• What the task asks
The complete listing should be restated exactly.

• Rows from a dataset
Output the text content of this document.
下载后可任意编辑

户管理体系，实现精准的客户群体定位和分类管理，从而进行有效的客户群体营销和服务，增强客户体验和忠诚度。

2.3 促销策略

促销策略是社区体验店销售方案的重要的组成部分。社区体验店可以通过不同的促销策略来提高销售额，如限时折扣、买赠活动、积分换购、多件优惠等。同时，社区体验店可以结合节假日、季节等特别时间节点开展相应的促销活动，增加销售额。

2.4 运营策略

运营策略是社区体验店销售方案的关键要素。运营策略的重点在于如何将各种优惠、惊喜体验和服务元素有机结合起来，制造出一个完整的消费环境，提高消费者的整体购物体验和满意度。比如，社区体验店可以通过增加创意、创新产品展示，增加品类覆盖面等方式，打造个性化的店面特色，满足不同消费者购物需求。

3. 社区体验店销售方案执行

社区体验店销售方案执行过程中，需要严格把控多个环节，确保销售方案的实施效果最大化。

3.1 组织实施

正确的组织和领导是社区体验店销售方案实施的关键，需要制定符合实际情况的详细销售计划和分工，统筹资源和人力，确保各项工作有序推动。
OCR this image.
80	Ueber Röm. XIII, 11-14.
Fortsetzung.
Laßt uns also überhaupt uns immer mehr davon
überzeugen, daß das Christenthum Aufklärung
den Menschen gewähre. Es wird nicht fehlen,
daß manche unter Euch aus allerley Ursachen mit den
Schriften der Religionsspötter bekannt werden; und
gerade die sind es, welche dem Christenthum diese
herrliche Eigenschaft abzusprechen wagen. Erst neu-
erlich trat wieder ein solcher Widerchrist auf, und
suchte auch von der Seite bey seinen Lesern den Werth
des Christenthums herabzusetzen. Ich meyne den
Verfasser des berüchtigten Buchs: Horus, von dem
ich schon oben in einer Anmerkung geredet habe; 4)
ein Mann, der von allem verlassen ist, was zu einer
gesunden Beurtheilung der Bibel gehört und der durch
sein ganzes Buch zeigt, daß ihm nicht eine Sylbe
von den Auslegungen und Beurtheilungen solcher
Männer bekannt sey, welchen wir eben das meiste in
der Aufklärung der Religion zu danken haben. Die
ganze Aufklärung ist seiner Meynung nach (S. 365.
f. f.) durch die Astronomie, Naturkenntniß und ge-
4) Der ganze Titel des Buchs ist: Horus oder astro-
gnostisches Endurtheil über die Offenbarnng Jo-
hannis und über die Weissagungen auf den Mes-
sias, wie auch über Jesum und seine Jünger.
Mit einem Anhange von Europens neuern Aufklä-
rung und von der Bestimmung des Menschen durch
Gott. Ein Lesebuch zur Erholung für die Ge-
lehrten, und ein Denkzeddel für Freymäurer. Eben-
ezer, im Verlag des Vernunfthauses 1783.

• Full solution
Output the text content of this document.
下载后可任意编辑

户管理体系，实现精准的客户群体定位和分类管理，从而进行有效的客户群体营销和服务，增强客户体验和忠诚度。

2.3 促销策略

促销策略是社区体验店销售方案的重要的组成部分。社区体验店可以通过不同的促销策略来提高销售额，如限时折扣、买赠活动、积分换购、多件优惠等。同时，社区体验店可以结合节假日、季节等特别时间节点开展相应的促销活动，增加销售额。

2.4 运营策略

运营策略是社区体验店销售方案的关键要素。运营策略的重点在于如何将各种优惠、惊喜体验和服务元素有机结合起来，制造出一个完整的消费环境，提高消费者的整体购物体验和满意度。比如，社区体验店可以通过增加创意、创新产品展示，增加品类覆盖面等方式，打造个性化的店面特色，满足不同消费者购物需求。

3. 社区体验店销售方案执行

社区体验店销售方案执行过程中，需要严格把控多个环节，确保销售方案的实施效果最大化。

3.1 组织实施

正确的组织和领导是社区体验店销售方案实施的关键，需要制定符合实际情况的详细销售计划和分工，统筹资源和人力，确保各项工作有序推动。
OCR this image.
80	Ueber Röm. XIII, 11-14.
Fortsetzung.
Laßt uns also überhaupt uns immer mehr davon
überzeugen, daß das Christenthum Aufklärung
den Menschen gewähre. Es wird nicht fehlen,
daß manche unter Euch aus allerley Ursachen mit den
Schriften der Religionsspötter bekannt werden; und
gerade die sind es, welche dem Christenthum diese
herrliche Eigenschaft abzusprechen wagen. Erst neu-
erlich trat wieder ein solcher Widerchrist auf, und
suchte auch von der Seite bey seinen Lesern den Werth
des Christenthums herabzusetzen. Ich meyne den
Verfasser des berüchtigten Buchs: Horus, von dem
ich schon oben in einer Anmerkung geredet habe; 4)
ein Mann, der von allem verlassen ist, was zu einer
gesunden Beurtheilung der Bibel gehört und der durch
sein ganzes Buch zeigt, daß ihm nicht eine Sylbe
von den Auslegungen und Beurtheilungen solcher
Männer bekannt sey, welchen wir eben das meiste in
der Aufklärung der Religion zu danken haben. Die
ganze Aufklärung ist seiner Meynung nach (S. 365.
f. f.) durch die Astronomie, Naturkenntniß und ge-
4) Der ganze Titel des Buchs ist: Horus oder astro-
gnostisches Endurtheil über die Offenbarnng Jo-
hannis und über die Weissagungen auf den Mes-
sias, wie auch über Jesum und seine Jünger.
Mit einem Anhange von Europens neuern Aufklä-
rung und von der Bestimmung des Menschen durch
Gott. Ein Lesebuch zur Erholung für die Ge-
lehrten, und ein Denkzeddel für Freymäurer. Eben-
ezer, im Verlag des Vernunfthauses 1783.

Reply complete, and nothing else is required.